— SET EXERCISE —
Of the lines in the entries, how many hold the word "support"? Give that number alone.

— START OF SUPPLIED DATA —

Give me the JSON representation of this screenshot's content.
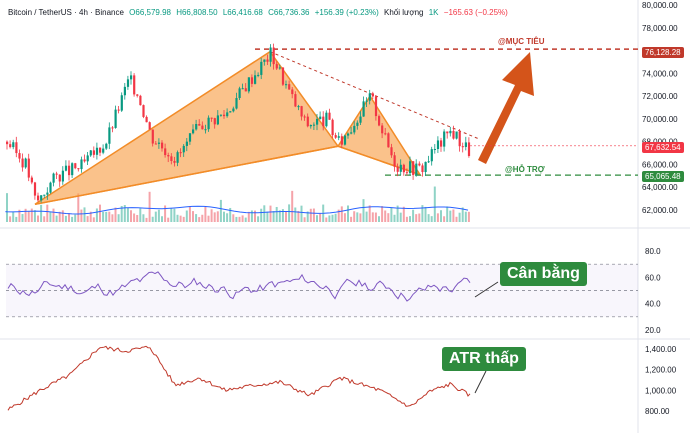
{
  "header": {
    "title": "Bitcoin / TetherUS · 4h · Binance",
    "open": "O66,579.98",
    "high": "H66,808.50",
    "low": "L66,416.68",
    "close": "C66,736.36",
    "change": "+156.39 (+0.23%)",
    "volume_label": "Khối lượng",
    "volume_unit": "1K",
    "volume_change": "−165.63 (−0.25%)"
  },
  "price_axis": [
    "80,000.00",
    "78,000.00",
    "76,000.00",
    "74,000.00",
    "72,000.00",
    "70,000.00",
    "68,000.00",
    "66,000.00",
    "64,000.00",
    "62,000.00"
  ],
  "rsi_axis": [
    "80.0",
    "60.0",
    "40.0",
    "20.0"
  ],
  "atr_axis": [
    "1,400.00",
    "1,200.00",
    "1,000.00",
    "800.00"
  ],
  "price_tags": {
    "target": "76,128.28",
    "current": "67,632.54",
    "support": "65,065.48"
  },
  "labels": {
    "target": "@MỤC TIÊU",
    "support": "@HỖ TRỢ"
  },
  "annotations": {
    "rsi": "Cân bằng",
    "atr": "ATR thấp"
  },
  "colors": {
    "up": "#089981",
    "down": "#f23645",
    "pattern_fill": "#f7a14d",
    "target": "#c0392b",
    "support": "#2e8b3e",
    "rsi_line": "#7e57c2",
    "atr_line": "#c0392b",
    "volume_ma": "#2962ff"
  },
  "pattern_points": {
    "p0": 62500,
    "p1": 75900,
    "p2": 67600,
    "p3": 72000,
    "p4": 65100
  }
}
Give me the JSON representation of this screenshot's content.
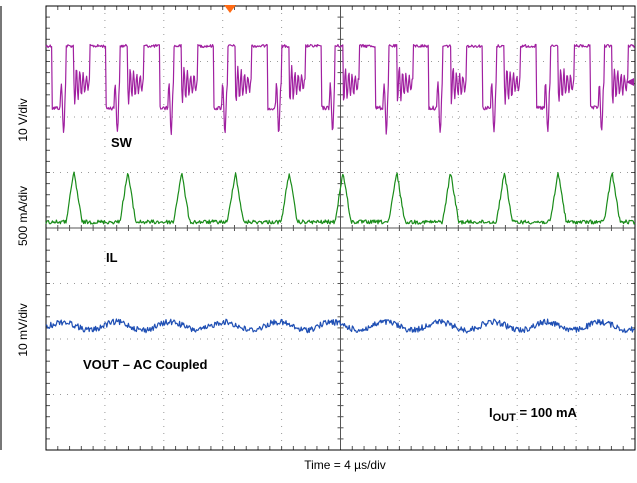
{
  "chart_data": {
    "type": "line",
    "title": "",
    "xlabel": "Time = 4 µs/div",
    "grid": true,
    "divisions": {
      "x": 10,
      "y": 8
    },
    "channels": [
      {
        "name": "SW",
        "scale_label": "10 V/div",
        "color": "#a020a0",
        "description": "switch-node square wave"
      },
      {
        "name": "IL",
        "scale_label": "500 mA/div",
        "color": "#1a8c1a",
        "description": "triangular inductor current"
      },
      {
        "name": "VOUT – AC Coupled",
        "scale_label": "10 mV/div",
        "color": "#1f4fb4",
        "description": "output ripple"
      }
    ],
    "annotation": {
      "main": "I",
      "sub": "OUT",
      "rest": " = 100 mA"
    },
    "trigger_color": "#ff6a13"
  }
}
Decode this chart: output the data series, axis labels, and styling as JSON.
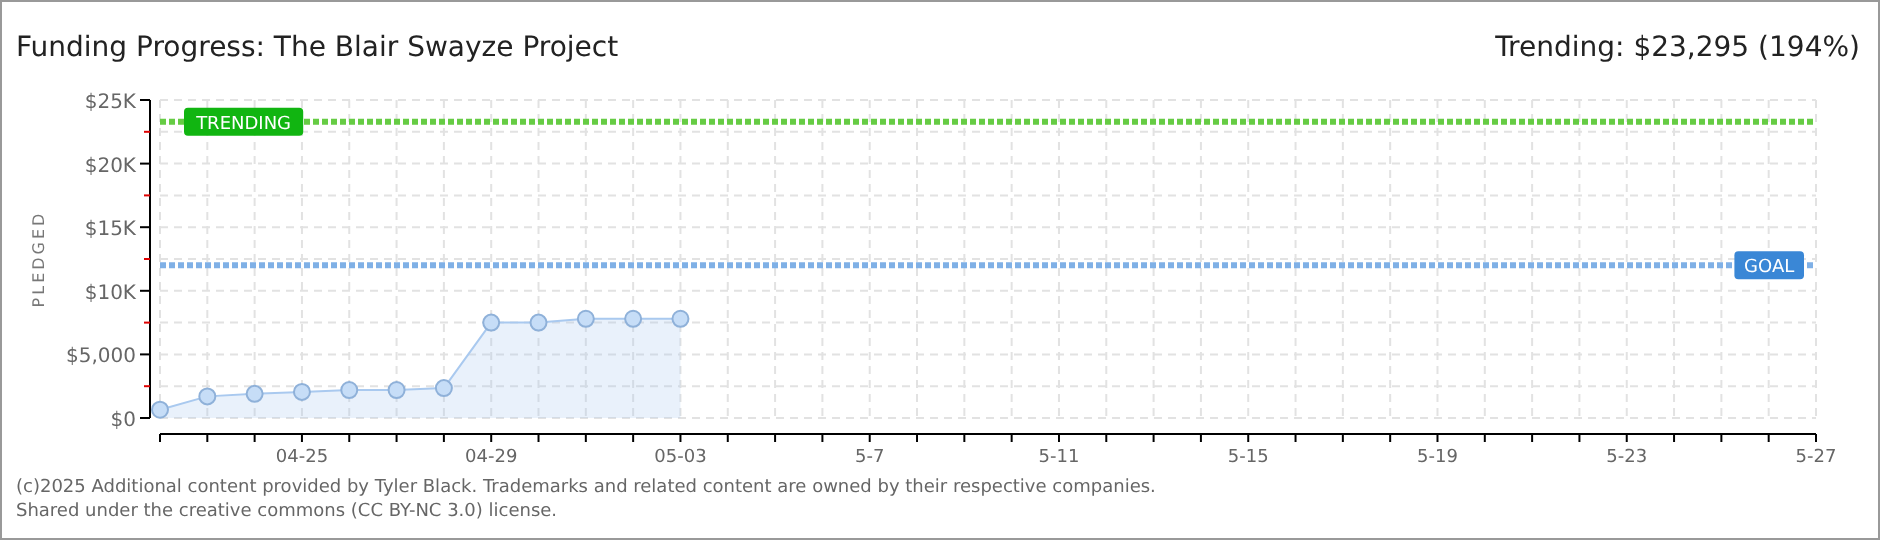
{
  "chart_data": {
    "type": "area",
    "title": "Funding Progress: The Blair Swayze Project",
    "subtitle": "Trending: $23,295 (194%)",
    "ylabel": "PLEDGED",
    "x": [
      "--04-22",
      "--04-23",
      "--04-24",
      "--04-25",
      "--04-26",
      "--04-27",
      "--04-28",
      "--04-29",
      "--04-30",
      "--05-01",
      "--05-02",
      "--05-03"
    ],
    "series": [
      {
        "color": "#a9c9ef",
        "values": [
          650,
          1700,
          1900,
          2050,
          2200,
          2200,
          2350,
          7500,
          7500,
          7800,
          7800,
          7800
        ]
      }
    ],
    "xlim": [
      "--04-22",
      "--05-27"
    ],
    "xticks": [
      {
        "value": "--04-22",
        "label": null
      },
      {
        "value": "--04-23",
        "label": null
      },
      {
        "value": "--04-24",
        "label": null
      },
      {
        "value": "--04-25",
        "label": "04-25"
      },
      {
        "value": "--04-26",
        "label": null
      },
      {
        "value": "--04-27",
        "label": null
      },
      {
        "value": "--04-28",
        "label": null
      },
      {
        "value": "--04-29",
        "label": "04-29"
      },
      {
        "value": "--04-30",
        "label": null
      },
      {
        "value": "--05-01",
        "label": null
      },
      {
        "value": "--05-02",
        "label": null
      },
      {
        "value": "--05-03",
        "label": "05-03"
      },
      {
        "value": "--05-04",
        "label": null
      },
      {
        "value": "--05-05",
        "label": null
      },
      {
        "value": "--05-06",
        "label": null
      },
      {
        "value": "--05-07",
        "label": "5-7"
      },
      {
        "value": "--05-08",
        "label": null
      },
      {
        "value": "--05-09",
        "label": null
      },
      {
        "value": "--05-10",
        "label": null
      },
      {
        "value": "--05-11",
        "label": "5-11"
      },
      {
        "value": "--05-12",
        "label": null
      },
      {
        "value": "--05-13",
        "label": null
      },
      {
        "value": "--05-14",
        "label": null
      },
      {
        "value": "--05-15",
        "label": "5-15"
      },
      {
        "value": "--05-16",
        "label": null
      },
      {
        "value": "--05-17",
        "label": null
      },
      {
        "value": "--05-18",
        "label": null
      },
      {
        "value": "--05-19",
        "label": "5-19"
      },
      {
        "value": "--05-20",
        "label": null
      },
      {
        "value": "--05-21",
        "label": null
      },
      {
        "value": "--05-22",
        "label": null
      },
      {
        "value": "--05-23",
        "label": "5-23"
      },
      {
        "value": "--05-24",
        "label": null
      },
      {
        "value": "--05-25",
        "label": null
      },
      {
        "value": "--05-26",
        "label": null
      },
      {
        "value": "--05-27",
        "label": "5-27"
      }
    ],
    "ylim": [
      0,
      25000
    ],
    "yticks": [
      {
        "value": 0,
        "label": "$0"
      },
      {
        "value": 2500,
        "label": null
      },
      {
        "value": 5000,
        "label": "$5,000"
      },
      {
        "value": 7500,
        "label": null
      },
      {
        "value": 10000,
        "label": "$10K"
      },
      {
        "value": 12500,
        "label": null
      },
      {
        "value": 15000,
        "label": "$15K"
      },
      {
        "value": 17500,
        "label": null
      },
      {
        "value": 20000,
        "label": "$20K"
      },
      {
        "value": 22500,
        "label": null
      },
      {
        "value": 25000,
        "label": "$25K"
      }
    ],
    "grid": true,
    "marker": "circle",
    "ref_lines": [
      {
        "axis": "y",
        "value": 23295,
        "label": "TRENDING",
        "color": "#66cc44",
        "line_style": "dotted"
      },
      {
        "axis": "y",
        "value": 12000,
        "label": "GOAL",
        "color": "#7fb0e6",
        "line_style": "dotted"
      }
    ],
    "annotations": [
      "(c)2025 Additional content provided by Tyler Black. Trademarks and related content are owned by their respective companies.",
      "Shared under the creative commons (CC BY-NC 3.0) license."
    ]
  }
}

— END OF SUPPLIED DATA —

— FULL RESPONSE —
3